Stored entries
--*--
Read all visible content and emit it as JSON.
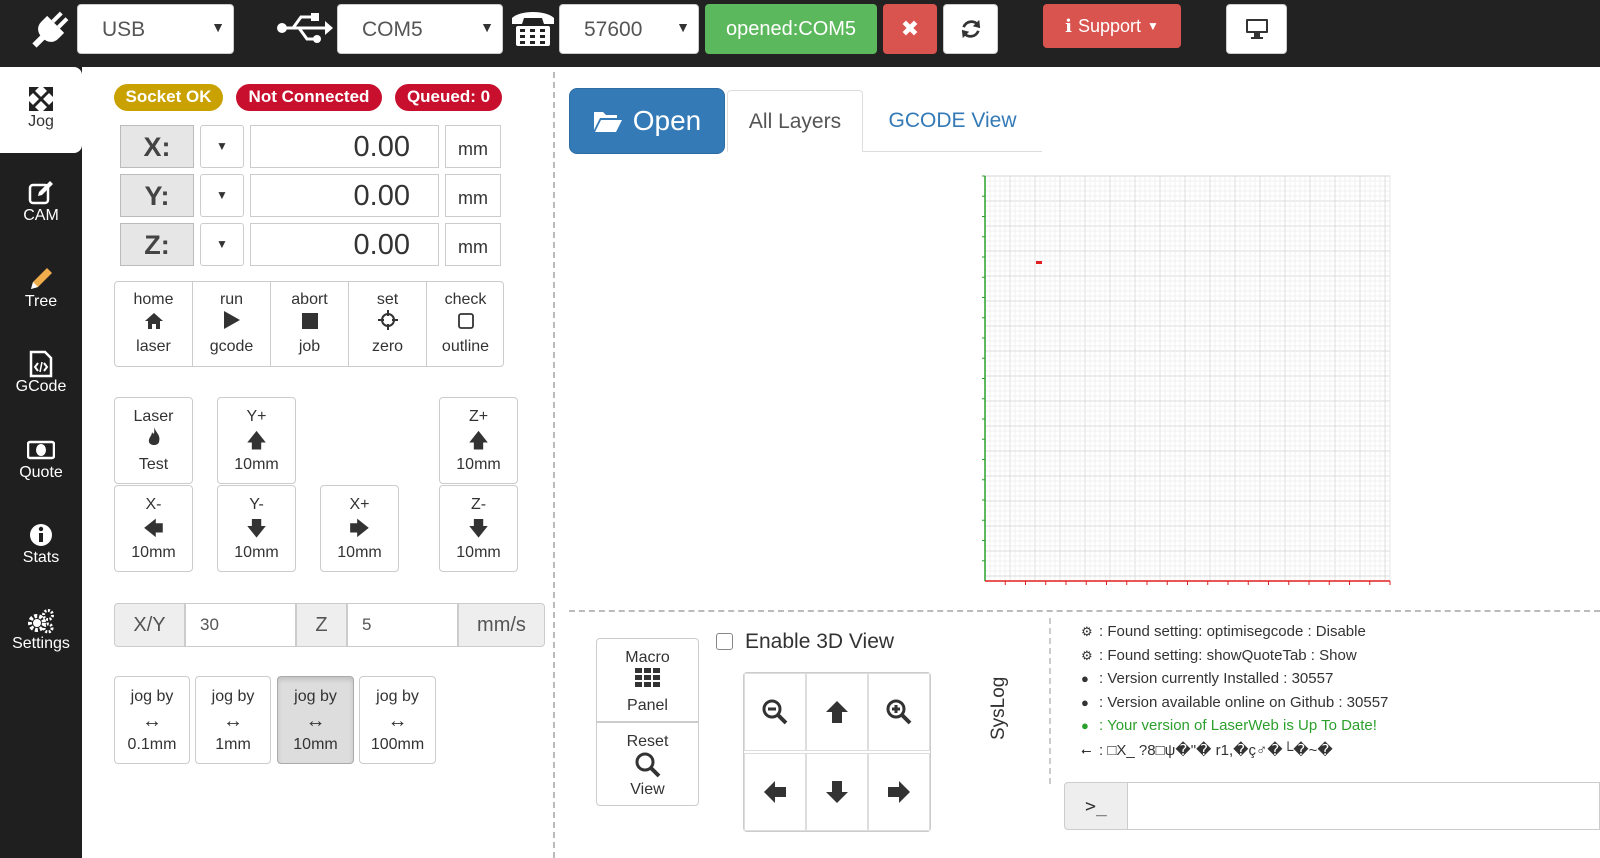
{
  "topbar": {
    "connection_type": "USB",
    "port": "COM5",
    "baud": "57600",
    "status_button": "opened:COM5",
    "support_label": "Support",
    "colors": {
      "green": "#5cb85c",
      "red": "#d9534f",
      "bar": "#222222"
    }
  },
  "sidebar": {
    "items": [
      {
        "label": "Jog",
        "icon": "arrows-icon"
      },
      {
        "label": "CAM",
        "icon": "edit-icon"
      },
      {
        "label": "Tree",
        "icon": "pencil-icon"
      },
      {
        "label": "GCode",
        "icon": "code-file-icon"
      },
      {
        "label": "Quote",
        "icon": "money-icon"
      },
      {
        "label": "Stats",
        "icon": "info-icon"
      },
      {
        "label": "Settings",
        "icon": "cogs-icon"
      }
    ]
  },
  "badges": {
    "socket": "Socket OK",
    "connection": "Not Connected",
    "queued": "Queued: 0"
  },
  "dro": {
    "x": {
      "label": "X:",
      "value": "0.00",
      "unit": "mm"
    },
    "y": {
      "label": "Y:",
      "value": "0.00",
      "unit": "mm"
    },
    "z": {
      "label": "Z:",
      "value": "0.00",
      "unit": "mm"
    }
  },
  "controls": [
    {
      "l1": "home",
      "l3": "laser",
      "icon": "home-icon"
    },
    {
      "l1": "run",
      "l3": "gcode",
      "icon": "play-icon"
    },
    {
      "l1": "abort",
      "l3": "job",
      "icon": "stop-icon"
    },
    {
      "l1": "set",
      "l3": "zero",
      "icon": "crosshair-icon"
    },
    {
      "l1": "check",
      "l3": "outline",
      "icon": "square-icon"
    }
  ],
  "jog": {
    "laser_test": {
      "l1": "Laser",
      "l3": "Test"
    },
    "y_plus": {
      "l1": "Y+",
      "l3": "10mm"
    },
    "z_plus": {
      "l1": "Z+",
      "l3": "10mm"
    },
    "x_minus": {
      "l1": "X-",
      "l3": "10mm"
    },
    "y_minus": {
      "l1": "Y-",
      "l3": "10mm"
    },
    "x_plus": {
      "l1": "X+",
      "l3": "10mm"
    },
    "z_minus": {
      "l1": "Z-",
      "l3": "10mm"
    }
  },
  "speed": {
    "xy_label": "X/Y",
    "xy_value": "30",
    "z_label": "Z",
    "z_value": "5",
    "unit": "mm/s"
  },
  "jog_by": [
    {
      "l1": "jog by",
      "l3": "0.1mm",
      "active": false
    },
    {
      "l1": "jog by",
      "l3": "1mm",
      "active": false
    },
    {
      "l1": "jog by",
      "l3": "10mm",
      "active": true
    },
    {
      "l1": "jog by",
      "l3": "100mm",
      "active": false
    }
  ],
  "tabs": {
    "open": "Open",
    "all_layers": "All Layers",
    "gcode_view": "GCODE View"
  },
  "view": {
    "macro": {
      "l1": "Macro",
      "l3": "Panel"
    },
    "reset": {
      "l1": "Reset",
      "l3": "View"
    },
    "enable3d": "Enable 3D View"
  },
  "syslog": {
    "title": "SysLog",
    "lines": [
      {
        "icon": "cogs-icon",
        "text": ": Found setting: optimisegcode : Disable",
        "color": "#333333"
      },
      {
        "icon": "cogs-icon",
        "text": ": Found setting: showQuoteTab : Show",
        "color": "#333333"
      },
      {
        "icon": "github-icon",
        "text": ": Version currently Installed : 30557",
        "color": "#333333"
      },
      {
        "icon": "github-icon",
        "text": ": Version available online on Github : 30557",
        "color": "#333333"
      },
      {
        "icon": "github-icon",
        "text": ": Your version of LaserWeb is Up To Date!",
        "color": "#2ca02c"
      },
      {
        "icon": "usb-icon",
        "text": ": □X_ ?8□ψ�\"� r1,�ç♂�└�~�",
        "color": "#333333"
      }
    ]
  },
  "console": {
    "prompt": ">_"
  }
}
--*--
Leave out the pictures and output the rest of the material exactly as written.

FULL RESPONSE:
Read all visible content and emit it as JSON.
{
  "topbar": {
    "connection_type": "USB",
    "port": "COM5",
    "baud": "57600",
    "status_button": "opened:COM5",
    "support_label": "Support",
    "colors": {
      "green": "#5cb85c",
      "red": "#d9534f",
      "bar": "#222222"
    }
  },
  "sidebar": {
    "items": [
      {
        "label": "Jog",
        "icon": "arrows-icon"
      },
      {
        "label": "CAM",
        "icon": "edit-icon"
      },
      {
        "label": "Tree",
        "icon": "pencil-icon"
      },
      {
        "label": "GCode",
        "icon": "code-file-icon"
      },
      {
        "label": "Quote",
        "icon": "money-icon"
      },
      {
        "label": "Stats",
        "icon": "info-icon"
      },
      {
        "label": "Settings",
        "icon": "cogs-icon"
      }
    ]
  },
  "badges": {
    "socket": "Socket OK",
    "connection": "Not Connected",
    "queued": "Queued: 0"
  },
  "dro": {
    "x": {
      "label": "X:",
      "value": "0.00",
      "unit": "mm"
    },
    "y": {
      "label": "Y:",
      "value": "0.00",
      "unit": "mm"
    },
    "z": {
      "label": "Z:",
      "value": "0.00",
      "unit": "mm"
    }
  },
  "controls": [
    {
      "l1": "home",
      "l3": "laser",
      "icon": "home-icon"
    },
    {
      "l1": "run",
      "l3": "gcode",
      "icon": "play-icon"
    },
    {
      "l1": "abort",
      "l3": "job",
      "icon": "stop-icon"
    },
    {
      "l1": "set",
      "l3": "zero",
      "icon": "crosshair-icon"
    },
    {
      "l1": "check",
      "l3": "outline",
      "icon": "square-icon"
    }
  ],
  "jog": {
    "laser_test": {
      "l1": "Laser",
      "l3": "Test"
    },
    "y_plus": {
      "l1": "Y+",
      "l3": "10mm"
    },
    "z_plus": {
      "l1": "Z+",
      "l3": "10mm"
    },
    "x_minus": {
      "l1": "X-",
      "l3": "10mm"
    },
    "y_minus": {
      "l1": "Y-",
      "l3": "10mm"
    },
    "x_plus": {
      "l1": "X+",
      "l3": "10mm"
    },
    "z_minus": {
      "l1": "Z-",
      "l3": "10mm"
    }
  },
  "speed": {
    "xy_label": "X/Y",
    "xy_value": "30",
    "z_label": "Z",
    "z_value": "5",
    "unit": "mm/s"
  },
  "jog_by": [
    {
      "l1": "jog by",
      "l3": "0.1mm",
      "active": false
    },
    {
      "l1": "jog by",
      "l3": "1mm",
      "active": false
    },
    {
      "l1": "jog by",
      "l3": "10mm",
      "active": true
    },
    {
      "l1": "jog by",
      "l3": "100mm",
      "active": false
    }
  ],
  "tabs": {
    "open": "Open",
    "all_layers": "All Layers",
    "gcode_view": "GCODE View"
  },
  "view": {
    "macro": {
      "l1": "Macro",
      "l3": "Panel"
    },
    "reset": {
      "l1": "Reset",
      "l3": "View"
    },
    "enable3d": "Enable 3D View"
  },
  "syslog": {
    "title": "SysLog",
    "lines": [
      {
        "icon": "cogs-icon",
        "text": ": Found setting: optimisegcode : Disable",
        "color": "#333333"
      },
      {
        "icon": "cogs-icon",
        "text": ": Found setting: showQuoteTab : Show",
        "color": "#333333"
      },
      {
        "icon": "github-icon",
        "text": ": Version currently Installed : 30557",
        "color": "#333333"
      },
      {
        "icon": "github-icon",
        "text": ": Version available online on Github : 30557",
        "color": "#333333"
      },
      {
        "icon": "github-icon",
        "text": ": Your version of LaserWeb is Up To Date!",
        "color": "#2ca02c"
      },
      {
        "icon": "usb-icon",
        "text": ": □X_ ?8□ψ�\"� r1,�ç♂�└�~�",
        "color": "#333333"
      }
    ]
  },
  "console": {
    "prompt": ">_"
  }
}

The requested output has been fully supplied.